_EXERCISE DETAILS_
Leave out the pictures and reproduce all of the data exactly.

_RECORDS FOR THIS TASK_
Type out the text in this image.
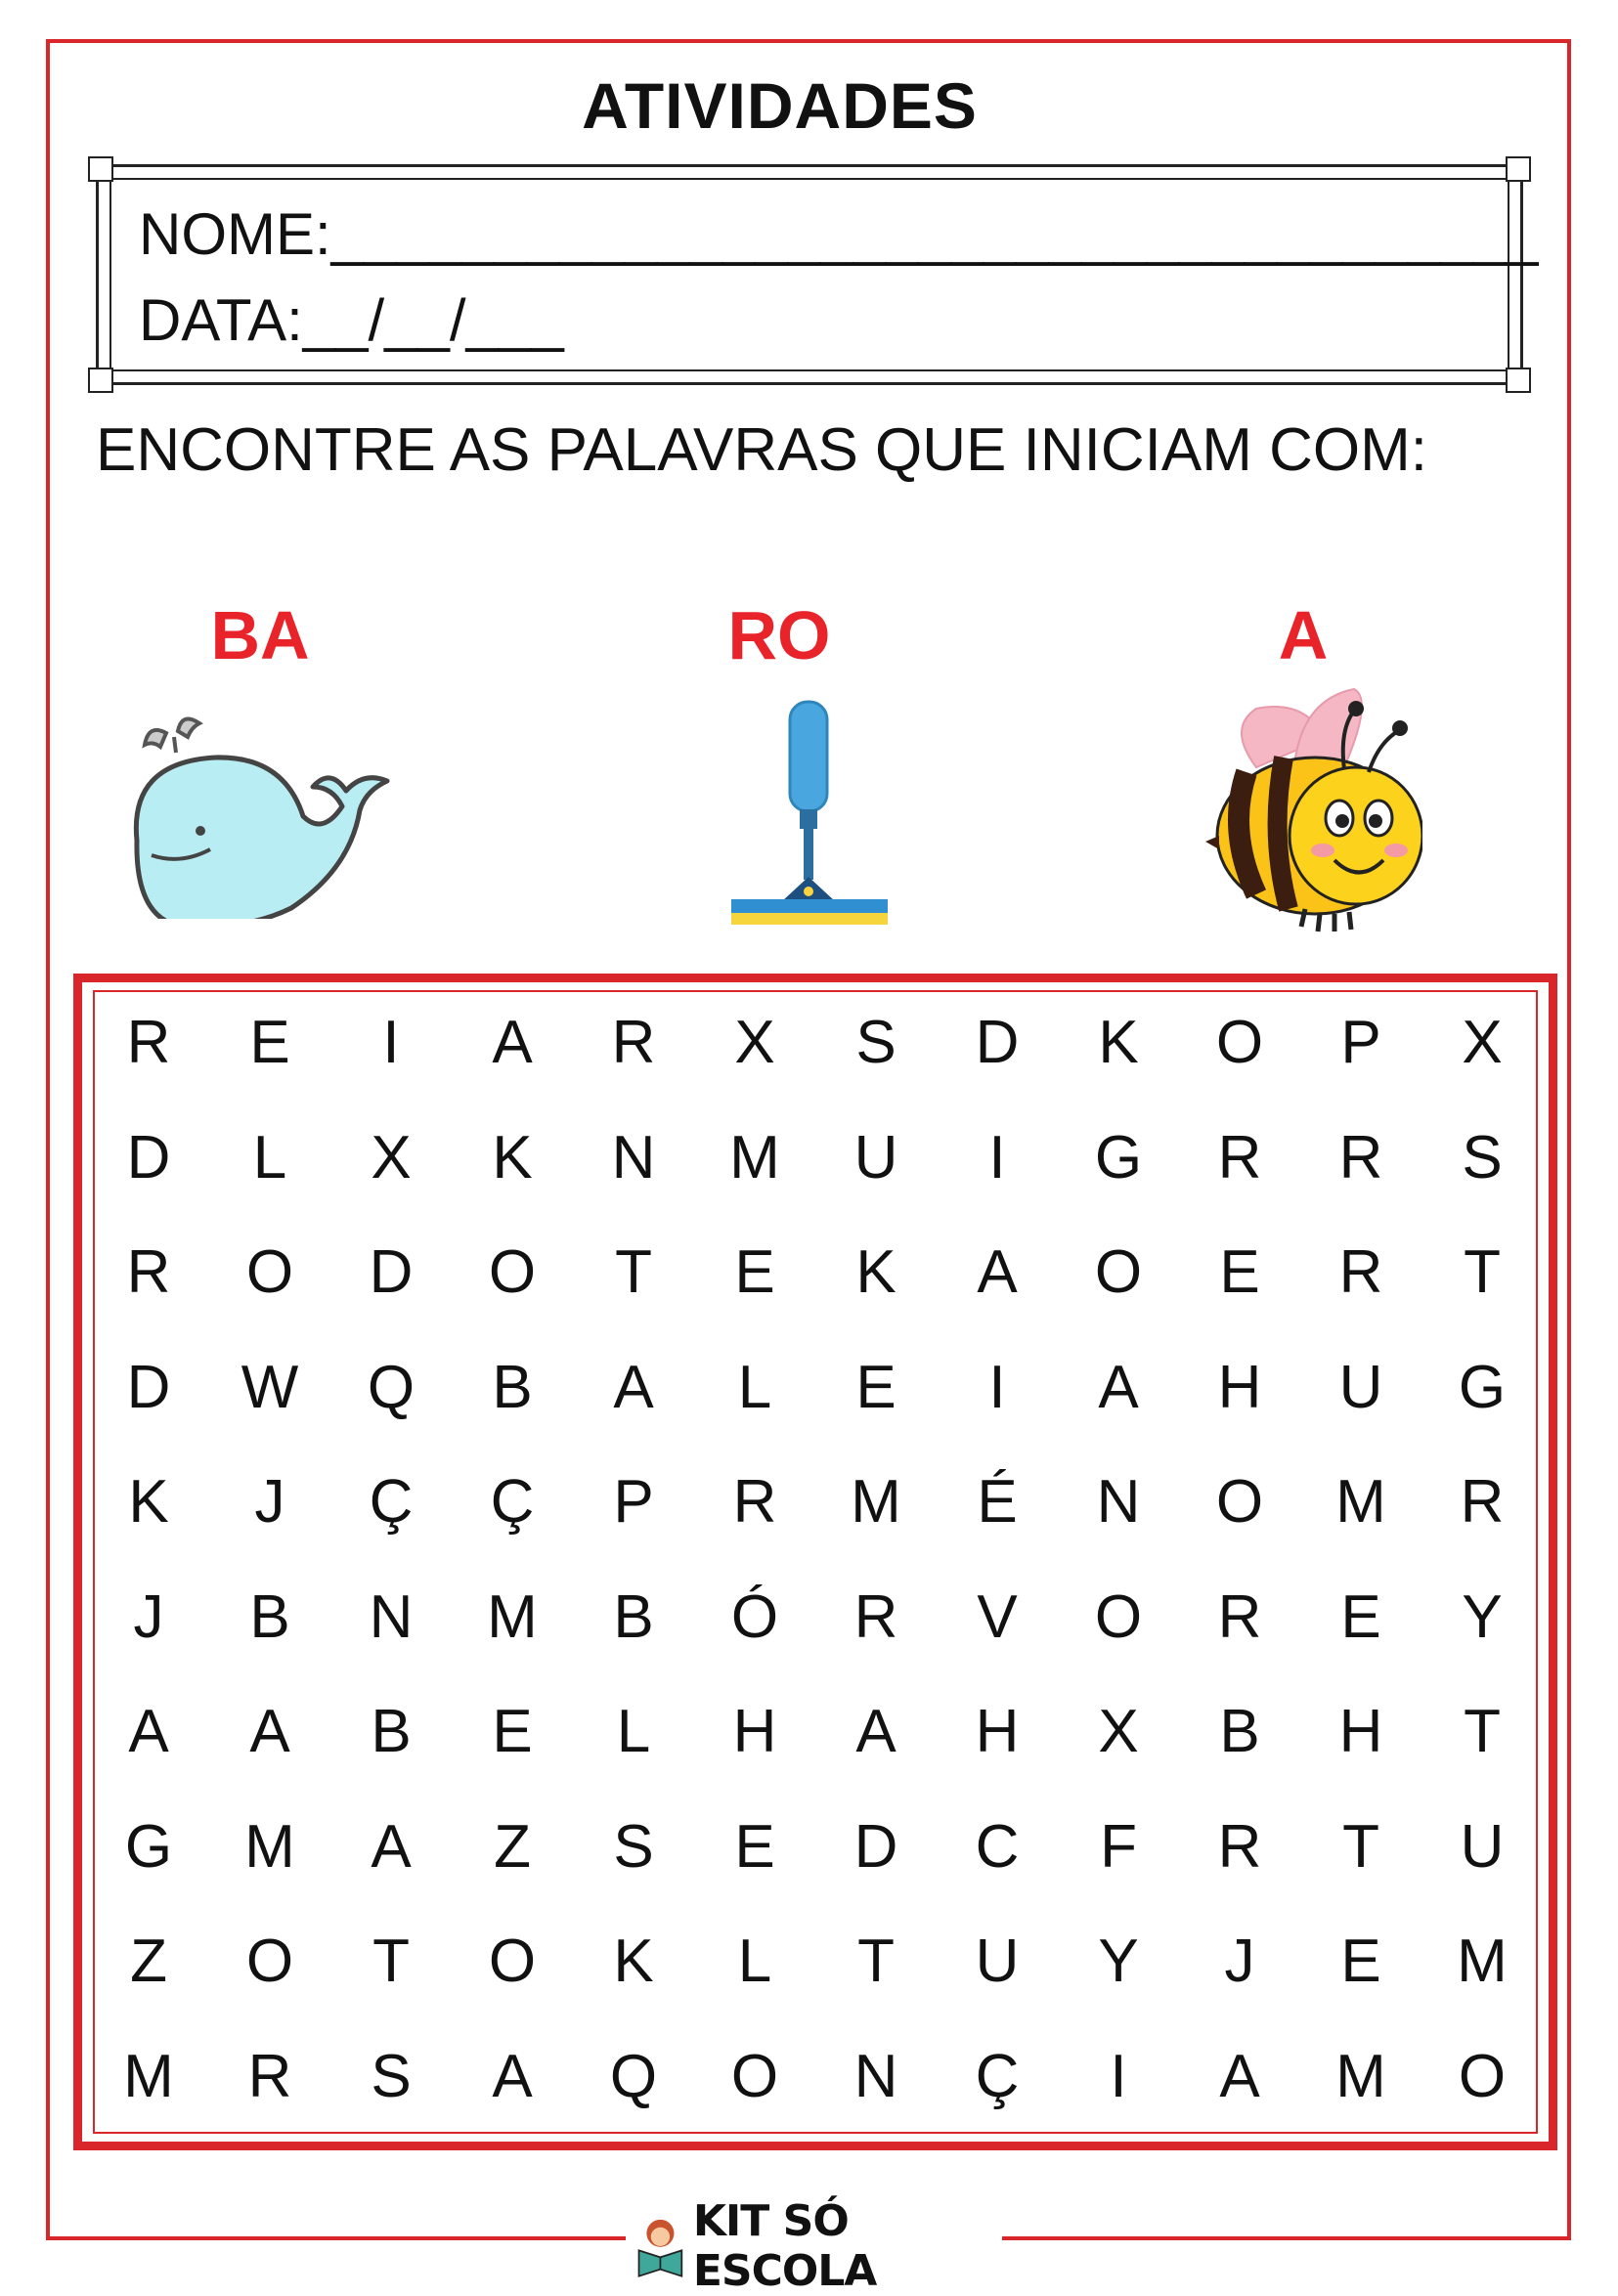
ATIVIDADES
NOME:_____________________________________
DATA:__/__/___
ENCONTRE AS PALAVRAS QUE INICIAM COM:
BA	RO	A
R	E	I	A	R	X	S	D	K	O	P	X
D	L	X	K	N	M	U	I	G	R	R	S
R	O	D	O	T	E	K	A	O	E	R	T
D	W	Q	B	A	L	E	I	A	H	U	G
K	J	Ç	Ç	P	R	M	É	N	O	M	R
J	B	N	M	B	Ó	R	V	O	R	E	Y
A	A	B	E	L	H	A	H	X	B	H	T
G	M	A	Z	S	E	D	C	F	R	T	U
Z	O	T	O	K	L	T	U	Y	J	E	M
M	R	S	A	Q	O	N	Ç	I	A	M	O
KIT SÓ ESCOLA
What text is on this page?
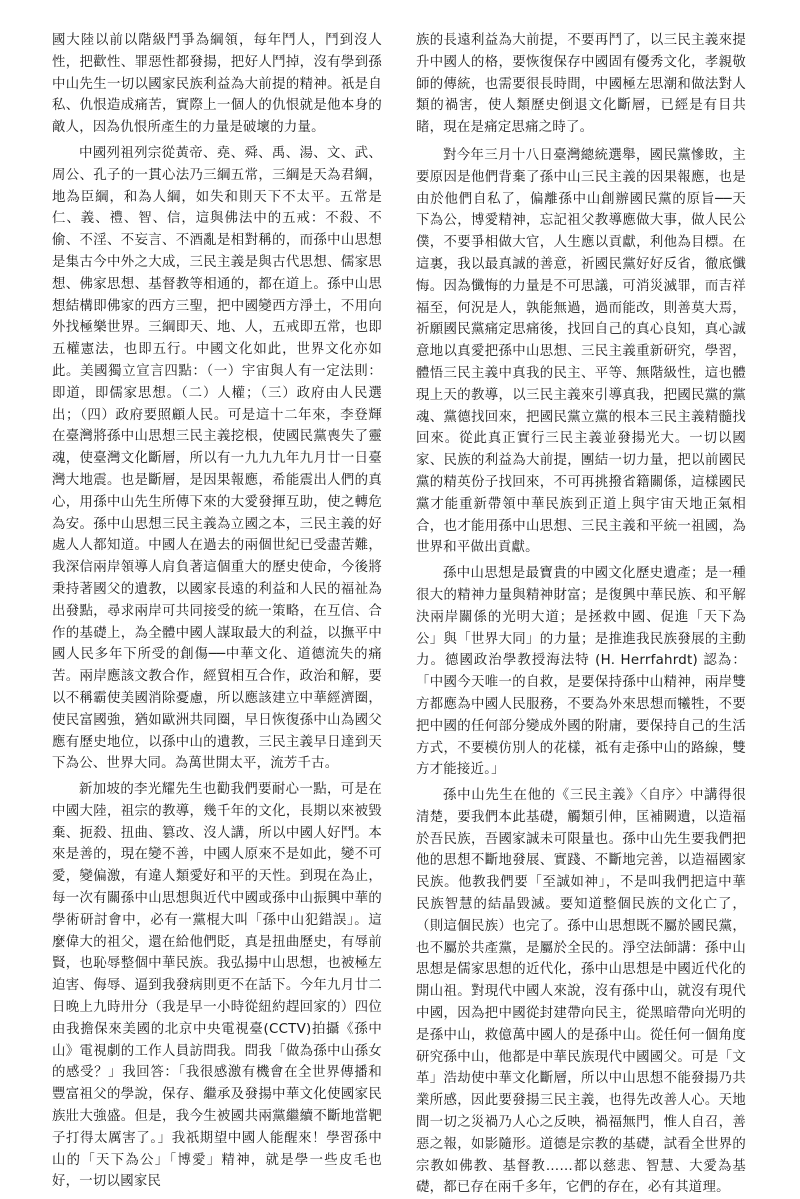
國大陸以前以階級鬥爭為綱領，每年鬥人，鬥到沒人性，把歡性、罪惡性都發揚，把好人鬥掉，沒有學到孫中山先生一切以國家民族利益為大前提的精神。祇是自私、仇恨造成痛苦，實際上一個人的仇恨就是他本身的敵人，因為仇恨所產生的力量是破壞的力量。

中國列祖列宗從黃帝、堯、舜、禹、湯、文、武、周公、孔子的一貫心法乃三綱五常，三綱是天為君綱，地為臣綱，和為人綱，如失和則天下不太平。五常是仁、義、禮、智、信，這與佛法中的五戒：不殺、不偷、不淫、不妄言、不酒亂是相對稱的，而孫中山思想是集古今中外之大成，三民主義是與古代思想、儒家思想、佛家思想、基督教等相通的，都在道上。孫中山思想結構即佛家的西方三聖，把中國變西方淨土，不用向外找極樂世界。三綱即天、地、人，五戒即五常，也即五權憲法，也即五行。中國文化如此，世界文化亦如此。美國獨立宣言四點：（一）宇宙與人有一定法則：即道，即儒家思想。（二）人權；（三）政府由人民選出；（四）政府要照顧人民。可是這十二年來，李登輝在臺灣將孫中山思想三民主義挖根，使國民黨喪失了靈魂，使臺灣文化斷層，所以有一九九九年九月廿一日臺灣大地震。也是斷層，是因果報應，希能震出人們的真心，用孫中山先生所傳下來的大愛發揮互助，使之轉危為安。孫中山思想三民主義為立國之本，三民主義的好處人人都知道。中國人在過去的兩個世紀已受盡苦難，我深信兩岸領導人肩負著這個重大的歷史使命，今後將秉持著國父的遺教，以國家長遠的利益和人民的福祉為出發點，尋求兩岸可共同接受的統一策略，在互信、合作的基礎上，為全體中國人謀取最大的利益，以撫平中國人民多年下所受的創傷──中華文化、道德流失的痛苦。兩岸應該文教合作，經貿相互合作，政治和解，要以不稱霸使美國消除憂慮，所以應該建立中華經濟圈，使民富國強，猶如歐洲共同圈，早日恢復孫中山為國父應有歷史地位，以孫中山的遺教，三民主義早日達到天下為公、世界大同。為萬世開太平，流芳千古。

新加坡的李光耀先生也勸我們要耐心一點，可是在中國大陸，祖宗的教導，幾千年的文化，長期以來被毀棄、扼殺、扭曲、篡改、沒人講，所以中國人好鬥。本來是善的，現在變不善，中國人原來不是如此，變不可愛，變偏激，有違人類愛好和平的天性。到現在為止，每一次有關孫中山思想與近代中國或孫中山振興中華的學術研討會中，必有一黨棍大叫「孫中山犯錯誤」。這麼偉大的祖父，還在給他們貶，真是扭曲歷史，有辱前賢，也恥辱整個中華民族。我弘揚中山思想，也被極左迫害、侮辱、逼到我發病則更不在話下。今年九月廿二日晚上九時卅分（我是早一小時從紐約趕回家的）四位由我擔保來美國的北京中央電視臺(CCTV)拍攝《孫中山》電視劇的工作人員訪問我。問我「做為孫中山孫女的感受？」我回答：「我很感激有機會在全世界傳播和豐富祖父的學說，保存、繼承及發揚中華文化使國家民族壯大強盛。但是，我今生被國共兩黨繼續不斷地當靶子打得太厲害了。」我祇期望中國人能醒來！學習孫中山的「天下為公」「博愛」精神，就是學一些皮毛也好，一切以國家民

族的長遠利益為大前提，不要再鬥了，以三民主義來提升中國人的格，要恢復保存中國固有優秀文化，孝親敬師的傳統，也需要很長時間，中國極左思潮和做法對人類的禍害，使人類歷史倒退文化斷層，已經是有目共睹，現在是痛定思痛之時了。

對今年三月十八日臺灣總統選舉，國民黨慘敗，主要原因是他們背棄了孫中山三民主義的因果報應，也是由於他們自私了，偏離孫中山創辦國民黨的原旨──天下為公，博愛精神，忘記祖父教導應做大事，做人民公僕，不要爭相做大官，人生應以貢獻，利他為目標。在這裏，我以最真誠的善意，祈國民黨好好反省，徹底懺悔。因為懺悔的力量是不可思議，可消災滅罪，而吉祥福至，何況是人，孰能無過，過而能改，則善莫大焉，祈願國民黨痛定思痛後，找回自己的真心良知，真心誠意地以真愛把孫中山思想、三民主義重新研究，學習，體悟三民主義中真我的民主、平等、無階級性，這也體現上天的教導，以三民主義來引導真我，把國民黨的黨魂、黨德找回來，把國民黨立黨的根本三民主義精髓找回來。從此真正實行三民主義並發揚光大。一切以國家、民族的利益為大前提，團結一切力量，把以前國民黨的精英份子找回來，不可再挑撥省籍關係，這樣國民黨才能重新帶領中華民族到正道上與宇宙天地正氣相合，也才能用孫中山思想、三民主義和平統一祖國，為世界和平做出貢獻。

孫中山思想是最寶貴的中國文化歷史遺產；是一種很大的精神力量與精神財富；是復興中華民族、和平解決兩岸關係的光明大道；是拯救中國、促進「天下為公」與「世界大同」的力量；是推進我民族發展的主動力。德國政治學教授海法特 (H. Herrfahrdt) 認為：「中國今天唯一的自救，是要保持孫中山精神，兩岸雙方都應為中國人民服務，不要為外來思想而犧牲，不要把中國的任何部分變成外國的附庸，要保持自己的生活方式，不要模仿別人的花樣，祗有走孫中山的路線，雙方才能接近。」

孫中山先生在他的《三民主義》〈自序〉中講得很清楚，要我們本此基礎，觸類引伸，匡補闕遺，以造福於吾民族，吾國家誠未可限量也。孫中山先生要我們把他的思想不斷地發展、實踐、不斷地完善，以造福國家民族。他教我們要「至誠如神」，不是叫我們把這中華民族智慧的結晶毀滅。要知道整個民族的文化亡了，（則這個民族）也完了。孫中山思想既不屬於國民黨，也不屬於共產黨，是屬於全民的。淨空法師講：孫中山思想是儒家思想的近代化，孫中山思想是中國近代化的開山祖。對現代中國人來說，沒有孫中山，就沒有現代中國，因為把中國從封建帶向民主，從黑暗帶向光明的是孫中山，救億萬中國人的是孫中山。從任何一個角度研究孫中山，他都是中華民族現代中國國父。可是「文革」浩劫使中華文化斷層，所以中山思想不能發揚乃共業所感，因此要發揚三民主義，也得先改善人心。天地間一切之災禍乃人心之反映，禍福無門，惟人自召，善惡之報，如影隨形。道德是宗教的基礎，試看全世界的宗教如佛教、基督教……都以慈悲、智慧、大愛為基礎，都已存在兩千多年，它們的存在，必有其道理。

_EXERCISE RESULT_
Type out the text in this image.
ATIVIDADES
NOME:_____________________________________
DATA:__/__/___
ENCONTRE AS PALAVRAS QUE INICIAM COM:
BA	RO	A
R	E	I	A	R	X	S	D	K	O	P	X
D	L	X	K	N	M	U	I	G	R	R	S
R	O	D	O	T	E	K	A	O	E	R	T
D	W	Q	B	A	L	E	I	A	H	U	G
K	J	Ç	Ç	P	R	M	É	N	O	M	R
J	B	N	M	B	Ó	R	V	O	R	E	Y
A	A	B	E	L	H	A	H	X	B	H	T
G	M	A	Z	S	E	D	C	F	R	T	U
Z	O	T	O	K	L	T	U	Y	J	E	M
M	R	S	A	Q	O	N	Ç	I	A	M	O
KIT SÓ ESCOLA
What text is on this page?
國大陸以前以階級鬥爭為綱領，每年鬥人，鬥到沒人性，把歡性、罪惡性都發揚，把好人鬥掉，沒有學到孫中山先生一切以國家民族利益為大前提的精神。祇是自私、仇恨造成痛苦，實際上一個人的仇恨就是他本身的敵人，因為仇恨所產生的力量是破壞的力量。

中國列祖列宗從黃帝、堯、舜、禹、湯、文、武、周公、孔子的一貫心法乃三綱五常，三綱是天為君綱，地為臣綱，和為人綱，如失和則天下不太平。五常是仁、義、禮、智、信，這與佛法中的五戒：不殺、不偷、不淫、不妄言、不酒亂是相對稱的，而孫中山思想是集古今中外之大成，三民主義是與古代思想、儒家思想、佛家思想、基督教等相通的，都在道上。孫中山思想結構即佛家的西方三聖，把中國變西方淨土，不用向外找極樂世界。三綱即天、地、人，五戒即五常，也即五權憲法，也即五行。中國文化如此，世界文化亦如此。美國獨立宣言四點：（一）宇宙與人有一定法則：即道，即儒家思想。（二）人權；（三）政府由人民選出；（四）政府要照顧人民。可是這十二年來，李登輝在臺灣將孫中山思想三民主義挖根，使國民黨喪失了靈魂，使臺灣文化斷層，所以有一九九九年九月廿一日臺灣大地震。也是斷層，是因果報應，希能震出人們的真心，用孫中山先生所傳下來的大愛發揮互助，使之轉危為安。孫中山思想三民主義為立國之本，三民主義的好處人人都知道。中國人在過去的兩個世紀已受盡苦難，我深信兩岸領導人肩負著這個重大的歷史使命，今後將秉持著國父的遺教，以國家長遠的利益和人民的福祉為出發點，尋求兩岸可共同接受的統一策略，在互信、合作的基礎上，為全體中國人謀取最大的利益，以撫平中國人民多年下所受的創傷──中華文化、道德流失的痛苦。兩岸應該文教合作，經貿相互合作，政治和解，要以不稱霸使美國消除憂慮，所以應該建立中華經濟圈，使民富國強，猶如歐洲共同圈，早日恢復孫中山為國父應有歷史地位，以孫中山的遺教，三民主義早日達到天下為公、世界大同。為萬世開太平，流芳千古。

新加坡的李光耀先生也勸我們要耐心一點，可是在中國大陸，祖宗的教導，幾千年的文化，長期以來被毀棄、扼殺、扭曲、篡改、沒人講，所以中國人好鬥。本來是善的，現在變不善，中國人原來不是如此，變不可愛，變偏激，有違人類愛好和平的天性。到現在為止，每一次有關孫中山思想與近代中國或孫中山振興中華的學術研討會中，必有一黨棍大叫「孫中山犯錯誤」。這麼偉大的祖父，還在給他們貶，真是扭曲歷史，有辱前賢，也恥辱整個中華民族。我弘揚中山思想，也被極左迫害、侮辱、逼到我發病則更不在話下。今年九月廿二日晚上九時卅分（我是早一小時從紐約趕回家的）四位由我擔保來美國的北京中央電視臺(CCTV)拍攝《孫中山》電視劇的工作人員訪問我。問我「做為孫中山孫女的感受？」我回答：「我很感激有機會在全世界傳播和豐富祖父的學說，保存、繼承及發揚中華文化使國家民族壯大強盛。但是，我今生被國共兩黨繼續不斷地當靶子打得太厲害了。」我祇期望中國人能醒來！學習孫中山的「天下為公」「博愛」精神，就是學一些皮毛也好，一切以國家民

族的長遠利益為大前提，不要再鬥了，以三民主義來提升中國人的格，要恢復保存中國固有優秀文化，孝親敬師的傳統，也需要很長時間，中國極左思潮和做法對人類的禍害，使人類歷史倒退文化斷層，已經是有目共睹，現在是痛定思痛之時了。

對今年三月十八日臺灣總統選舉，國民黨慘敗，主要原因是他們背棄了孫中山三民主義的因果報應，也是由於他們自私了，偏離孫中山創辦國民黨的原旨──天下為公，博愛精神，忘記祖父教導應做大事，做人民公僕，不要爭相做大官，人生應以貢獻，利他為目標。在這裏，我以最真誠的善意，祈國民黨好好反省，徹底懺悔。因為懺悔的力量是不可思議，可消災滅罪，而吉祥福至，何況是人，孰能無過，過而能改，則善莫大焉，祈願國民黨痛定思痛後，找回自己的真心良知，真心誠意地以真愛把孫中山思想、三民主義重新研究，學習，體悟三民主義中真我的民主、平等、無階級性，這也體現上天的教導，以三民主義來引導真我，把國民黨的黨魂、黨德找回來，把國民黨立黨的根本三民主義精髓找回來。從此真正實行三民主義並發揚光大。一切以國家、民族的利益為大前提，團結一切力量，把以前國民黨的精英份子找回來，不可再挑撥省籍關係，這樣國民黨才能重新帶領中華民族到正道上與宇宙天地正氣相合，也才能用孫中山思想、三民主義和平統一祖國，為世界和平做出貢獻。

孫中山思想是最寶貴的中國文化歷史遺產；是一種很大的精神力量與精神財富；是復興中華民族、和平解決兩岸關係的光明大道；是拯救中國、促進「天下為公」與「世界大同」的力量；是推進我民族發展的主動力。德國政治學教授海法特 (H. Herrfahrdt) 認為：「中國今天唯一的自救，是要保持孫中山精神，兩岸雙方都應為中國人民服務，不要為外來思想而犧牲，不要把中國的任何部分變成外國的附庸，要保持自己的生活方式，不要模仿別人的花樣，祗有走孫中山的路線，雙方才能接近。」

孫中山先生在他的《三民主義》〈自序〉中講得很清楚，要我們本此基礎，觸類引伸，匡補闕遺，以造福於吾民族，吾國家誠未可限量也。孫中山先生要我們把他的思想不斷地發展、實踐、不斷地完善，以造福國家民族。他教我們要「至誠如神」，不是叫我們把這中華民族智慧的結晶毀滅。要知道整個民族的文化亡了，（則這個民族）也完了。孫中山思想既不屬於國民黨，也不屬於共產黨，是屬於全民的。淨空法師講：孫中山思想是儒家思想的近代化，孫中山思想是中國近代化的開山祖。對現代中國人來說，沒有孫中山，就沒有現代中國，因為把中國從封建帶向民主，從黑暗帶向光明的是孫中山，救億萬中國人的是孫中山。從任何一個角度研究孫中山，他都是中華民族現代中國國父。可是「文革」浩劫使中華文化斷層，所以中山思想不能發揚乃共業所感，因此要發揚三民主義，也得先改善人心。天地間一切之災禍乃人心之反映，禍福無門，惟人自召，善惡之報，如影隨形。道德是宗教的基礎，試看全世界的宗教如佛教、基督教……都以慈悲、智慧、大愛為基礎，都已存在兩千多年，它們的存在，必有其道理。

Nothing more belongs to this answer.